EXERCISE DIRECTIONS. Count the lines of the data that have the word "pumps", then report the number without anything else.

<<<<

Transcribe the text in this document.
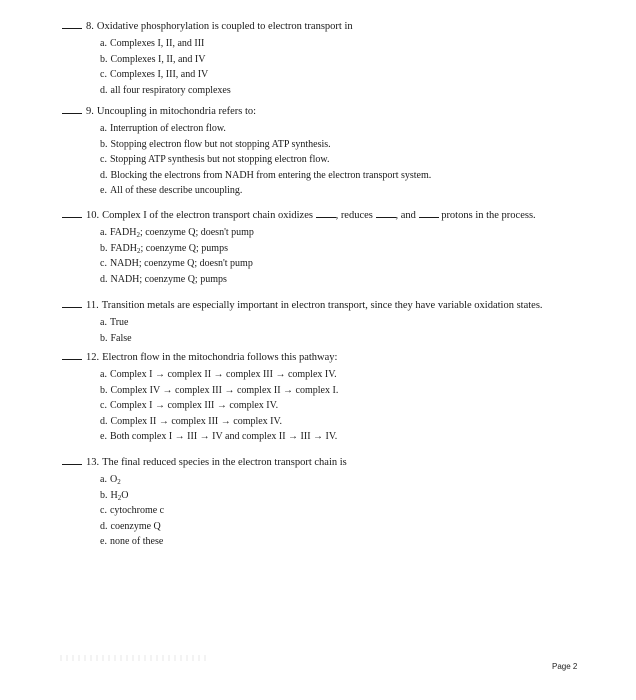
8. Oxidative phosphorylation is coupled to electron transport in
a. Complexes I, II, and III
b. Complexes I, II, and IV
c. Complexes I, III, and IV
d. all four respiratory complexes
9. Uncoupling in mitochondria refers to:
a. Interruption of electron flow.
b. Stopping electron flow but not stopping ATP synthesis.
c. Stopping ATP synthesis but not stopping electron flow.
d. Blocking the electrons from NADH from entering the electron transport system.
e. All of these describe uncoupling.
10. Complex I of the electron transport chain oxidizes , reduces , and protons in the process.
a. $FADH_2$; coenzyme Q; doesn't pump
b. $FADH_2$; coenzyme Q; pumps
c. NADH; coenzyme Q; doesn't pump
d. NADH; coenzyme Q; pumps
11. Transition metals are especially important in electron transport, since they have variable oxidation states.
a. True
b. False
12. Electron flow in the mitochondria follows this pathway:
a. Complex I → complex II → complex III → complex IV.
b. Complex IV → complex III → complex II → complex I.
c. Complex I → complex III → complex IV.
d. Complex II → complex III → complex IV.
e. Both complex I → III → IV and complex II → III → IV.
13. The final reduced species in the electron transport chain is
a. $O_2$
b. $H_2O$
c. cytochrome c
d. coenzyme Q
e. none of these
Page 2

>>>>

FINISHED TASK. 2